(Dataset listings of figures)
--------------------------------

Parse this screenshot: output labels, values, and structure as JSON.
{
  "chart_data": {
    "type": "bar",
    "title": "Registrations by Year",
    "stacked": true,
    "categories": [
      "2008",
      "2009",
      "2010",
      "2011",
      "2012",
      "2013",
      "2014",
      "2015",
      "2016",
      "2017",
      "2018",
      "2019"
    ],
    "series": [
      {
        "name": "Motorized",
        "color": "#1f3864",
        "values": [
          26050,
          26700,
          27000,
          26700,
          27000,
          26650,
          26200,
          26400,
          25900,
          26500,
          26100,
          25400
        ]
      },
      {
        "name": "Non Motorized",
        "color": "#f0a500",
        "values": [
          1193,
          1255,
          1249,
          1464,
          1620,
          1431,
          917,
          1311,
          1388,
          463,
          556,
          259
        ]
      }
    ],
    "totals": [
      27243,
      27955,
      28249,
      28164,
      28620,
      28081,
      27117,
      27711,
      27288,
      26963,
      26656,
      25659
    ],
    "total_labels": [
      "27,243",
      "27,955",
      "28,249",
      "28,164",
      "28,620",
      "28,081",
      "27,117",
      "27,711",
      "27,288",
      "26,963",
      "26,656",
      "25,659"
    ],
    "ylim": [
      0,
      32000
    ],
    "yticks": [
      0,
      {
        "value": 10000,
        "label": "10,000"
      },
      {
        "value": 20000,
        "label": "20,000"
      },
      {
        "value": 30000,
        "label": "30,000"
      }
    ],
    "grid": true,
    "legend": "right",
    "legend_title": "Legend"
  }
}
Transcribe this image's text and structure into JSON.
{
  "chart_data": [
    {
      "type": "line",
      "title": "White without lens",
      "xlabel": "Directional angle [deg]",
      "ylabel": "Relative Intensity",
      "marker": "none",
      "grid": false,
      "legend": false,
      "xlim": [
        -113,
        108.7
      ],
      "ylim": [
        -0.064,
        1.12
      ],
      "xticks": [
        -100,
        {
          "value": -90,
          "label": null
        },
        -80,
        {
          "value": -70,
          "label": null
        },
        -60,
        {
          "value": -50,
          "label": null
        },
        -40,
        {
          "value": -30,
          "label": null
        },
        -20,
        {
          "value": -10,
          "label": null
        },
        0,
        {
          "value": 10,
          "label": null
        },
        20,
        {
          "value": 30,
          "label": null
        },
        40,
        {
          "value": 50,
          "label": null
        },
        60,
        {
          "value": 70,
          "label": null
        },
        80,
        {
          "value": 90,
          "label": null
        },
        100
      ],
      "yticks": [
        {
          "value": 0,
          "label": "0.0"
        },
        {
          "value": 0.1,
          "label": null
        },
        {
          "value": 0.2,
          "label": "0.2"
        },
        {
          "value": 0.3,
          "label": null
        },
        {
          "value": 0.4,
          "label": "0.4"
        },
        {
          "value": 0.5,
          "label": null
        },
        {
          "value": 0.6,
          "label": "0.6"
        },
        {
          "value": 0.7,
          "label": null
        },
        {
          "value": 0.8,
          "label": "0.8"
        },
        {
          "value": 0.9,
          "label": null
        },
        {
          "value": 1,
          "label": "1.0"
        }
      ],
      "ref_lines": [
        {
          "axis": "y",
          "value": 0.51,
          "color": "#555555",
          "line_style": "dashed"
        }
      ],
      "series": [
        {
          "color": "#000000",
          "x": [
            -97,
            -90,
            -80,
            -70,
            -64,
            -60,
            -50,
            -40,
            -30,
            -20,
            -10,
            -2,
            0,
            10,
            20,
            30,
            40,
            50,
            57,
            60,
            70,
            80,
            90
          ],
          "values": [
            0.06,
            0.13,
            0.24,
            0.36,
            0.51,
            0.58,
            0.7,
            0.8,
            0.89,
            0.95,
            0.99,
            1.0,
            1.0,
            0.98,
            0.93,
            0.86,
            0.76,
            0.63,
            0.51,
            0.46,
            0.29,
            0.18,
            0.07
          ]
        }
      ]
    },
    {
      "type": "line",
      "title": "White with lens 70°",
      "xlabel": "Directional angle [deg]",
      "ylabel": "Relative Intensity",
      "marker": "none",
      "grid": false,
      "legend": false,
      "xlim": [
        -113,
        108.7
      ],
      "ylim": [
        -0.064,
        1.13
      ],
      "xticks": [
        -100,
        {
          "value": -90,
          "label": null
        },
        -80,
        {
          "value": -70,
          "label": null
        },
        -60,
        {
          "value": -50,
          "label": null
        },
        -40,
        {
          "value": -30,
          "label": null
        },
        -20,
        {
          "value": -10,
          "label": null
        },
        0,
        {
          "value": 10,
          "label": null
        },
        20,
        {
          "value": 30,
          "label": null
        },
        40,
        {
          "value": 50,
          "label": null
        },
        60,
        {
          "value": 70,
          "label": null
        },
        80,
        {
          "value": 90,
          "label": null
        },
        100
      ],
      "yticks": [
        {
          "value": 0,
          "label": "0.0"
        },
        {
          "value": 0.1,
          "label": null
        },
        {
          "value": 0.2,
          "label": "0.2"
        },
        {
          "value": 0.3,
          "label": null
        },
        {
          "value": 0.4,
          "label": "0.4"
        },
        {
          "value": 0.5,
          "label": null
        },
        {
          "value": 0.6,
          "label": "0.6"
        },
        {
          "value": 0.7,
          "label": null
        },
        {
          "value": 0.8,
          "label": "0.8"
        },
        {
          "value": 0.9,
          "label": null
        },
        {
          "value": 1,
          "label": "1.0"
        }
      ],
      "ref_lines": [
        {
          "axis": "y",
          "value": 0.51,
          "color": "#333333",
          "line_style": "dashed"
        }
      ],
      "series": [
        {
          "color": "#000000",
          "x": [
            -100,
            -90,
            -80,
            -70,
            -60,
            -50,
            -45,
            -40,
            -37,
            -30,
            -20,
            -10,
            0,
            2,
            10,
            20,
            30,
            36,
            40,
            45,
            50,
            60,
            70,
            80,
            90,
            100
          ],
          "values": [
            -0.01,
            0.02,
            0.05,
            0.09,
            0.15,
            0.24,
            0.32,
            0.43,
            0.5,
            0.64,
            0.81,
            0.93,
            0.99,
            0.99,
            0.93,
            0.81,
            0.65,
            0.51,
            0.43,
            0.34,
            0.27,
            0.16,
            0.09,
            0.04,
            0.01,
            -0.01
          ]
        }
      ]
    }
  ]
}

--------------------------------

**THE EXERCISE**.
Return the listing above word for word.

**TASK RESULT**.
Parse this screenshot: output labels, values, and structure as JSON.
{
  "chart_data": {
    "type": "bar",
    "title": "Registrations by Year",
    "stacked": true,
    "categories": [
      "2008",
      "2009",
      "2010",
      "2011",
      "2012",
      "2013",
      "2014",
      "2015",
      "2016",
      "2017",
      "2018",
      "2019"
    ],
    "series": [
      {
        "name": "Motorized",
        "color": "#1f3864",
        "values": [
          26050,
          26700,
          27000,
          26700,
          27000,
          26650,
          26200,
          26400,
          25900,
          26500,
          26100,
          25400
        ]
      },
      {
        "name": "Non Motorized",
        "color": "#f0a500",
        "values": [
          1193,
          1255,
          1249,
          1464,
          1620,
          1431,
          917,
          1311,
          1388,
          463,
          556,
          259
        ]
      }
    ],
    "totals": [
      27243,
      27955,
      28249,
      28164,
      28620,
      28081,
      27117,
      27711,
      27288,
      26963,
      26656,
      25659
    ],
    "total_labels": [
      "27,243",
      "27,955",
      "28,249",
      "28,164",
      "28,620",
      "28,081",
      "27,117",
      "27,711",
      "27,288",
      "26,963",
      "26,656",
      "25,659"
    ],
    "ylim": [
      0,
      32000
    ],
    "yticks": [
      0,
      {
        "value": 10000,
        "label": "10,000"
      },
      {
        "value": 20000,
        "label": "20,000"
      },
      {
        "value": 30000,
        "label": "30,000"
      }
    ],
    "grid": true,
    "legend": "right",
    "legend_title": "Legend"
  }
}
Transcribe this image's text and structure into JSON.
{
  "chart_data": [
    {
      "type": "line",
      "title": "White without lens",
      "xlabel": "Directional angle [deg]",
      "ylabel": "Relative Intensity",
      "marker": "none",
      "grid": false,
      "legend": false,
      "xlim": [
        -113,
        108.7
      ],
      "ylim": [
        -0.064,
        1.12
      ],
      "xticks": [
        -100,
        {
          "value": -90,
          "label": null
        },
        -80,
        {
          "value": -70,
          "label": null
        },
        -60,
        {
          "value": -50,
          "label": null
        },
        -40,
        {
          "value": -30,
          "label": null
        },
        -20,
        {
          "value": -10,
          "label": null
        },
        0,
        {
          "value": 10,
          "label": null
        },
        20,
        {
          "value": 30,
          "label": null
        },
        40,
        {
          "value": 50,
          "label": null
        },
        60,
        {
          "value": 70,
          "label": null
        },
        80,
        {
          "value": 90,
          "label": null
        },
        100
      ],
      "yticks": [
        {
          "value": 0,
          "label": "0.0"
        },
        {
          "value": 0.1,
          "label": null
        },
        {
          "value": 0.2,
          "label": "0.2"
        },
        {
          "value": 0.3,
          "label": null
        },
        {
          "value": 0.4,
          "label": "0.4"
        },
        {
          "value": 0.5,
          "label": null
        },
        {
          "value": 0.6,
          "label": "0.6"
        },
        {
          "value": 0.7,
          "label": null
        },
        {
          "value": 0.8,
          "label": "0.8"
        },
        {
          "value": 0.9,
          "label": null
        },
        {
          "value": 1,
          "label": "1.0"
        }
      ],
      "ref_lines": [
        {
          "axis": "y",
          "value": 0.51,
          "color": "#555555",
          "line_style": "dashed"
        }
      ],
      "series": [
        {
          "color": "#000000",
          "x": [
            -97,
            -90,
            -80,
            -70,
            -64,
            -60,
            -50,
            -40,
            -30,
            -20,
            -10,
            -2,
            0,
            10,
            20,
            30,
            40,
            50,
            57,
            60,
            70,
            80,
            90
          ],
          "values": [
            0.06,
            0.13,
            0.24,
            0.36,
            0.51,
            0.58,
            0.7,
            0.8,
            0.89,
            0.95,
            0.99,
            1.0,
            1.0,
            0.98,
            0.93,
            0.86,
            0.76,
            0.63,
            0.51,
            0.46,
            0.29,
            0.18,
            0.07
          ]
        }
      ]
    },
    {
      "type": "line",
      "title": "White with lens 70°",
      "xlabel": "Directional angle [deg]",
      "ylabel": "Relative Intensity",
      "marker": "none",
      "grid": false,
      "legend": false,
      "xlim": [
        -113,
        108.7
      ],
      "ylim": [
        -0.064,
        1.13
      ],
      "xticks": [
        -100,
        {
          "value": -90,
          "label": null
        },
        -80,
        {
          "value": -70,
          "label": null
        },
        -60,
        {
          "value": -50,
          "label": null
        },
        -40,
        {
          "value": -30,
          "label": null
        },
        -20,
        {
          "value": -10,
          "label": null
        },
        0,
        {
          "value": 10,
          "label": null
        },
        20,
        {
          "value": 30,
          "label": null
        },
        40,
        {
          "value": 50,
          "label": null
        },
        60,
        {
          "value": 70,
          "label": null
        },
        80,
        {
          "value": 90,
          "label": null
        },
        100
      ],
      "yticks": [
        {
          "value": 0,
          "label": "0.0"
        },
        {
          "value": 0.1,
          "label": null
        },
        {
          "value": 0.2,
          "label": "0.2"
        },
        {
          "value": 0.3,
          "label": null
        },
        {
          "value": 0.4,
          "label": "0.4"
        },
        {
          "value": 0.5,
          "label": null
        },
        {
          "value": 0.6,
          "label": "0.6"
        },
        {
          "value": 0.7,
          "label": null
        },
        {
          "value": 0.8,
          "label": "0.8"
        },
        {
          "value": 0.9,
          "label": null
        },
        {
          "value": 1,
          "label": "1.0"
        }
      ],
      "ref_lines": [
        {
          "axis": "y",
          "value": 0.51,
          "color": "#333333",
          "line_style": "dashed"
        }
      ],
      "series": [
        {
          "color": "#000000",
          "x": [
            -100,
            -90,
            -80,
            -70,
            -60,
            -50,
            -45,
            -40,
            -37,
            -30,
            -20,
            -10,
            0,
            2,
            10,
            20,
            30,
            36,
            40,
            45,
            50,
            60,
            70,
            80,
            90,
            100
          ],
          "values": [
            -0.01,
            0.02,
            0.05,
            0.09,
            0.15,
            0.24,
            0.32,
            0.43,
            0.5,
            0.64,
            0.81,
            0.93,
            0.99,
            0.99,
            0.93,
            0.81,
            0.65,
            0.51,
            0.43,
            0.34,
            0.27,
            0.16,
            0.09,
            0.04,
            0.01,
            -0.01
          ]
        }
      ]
    }
  ]
}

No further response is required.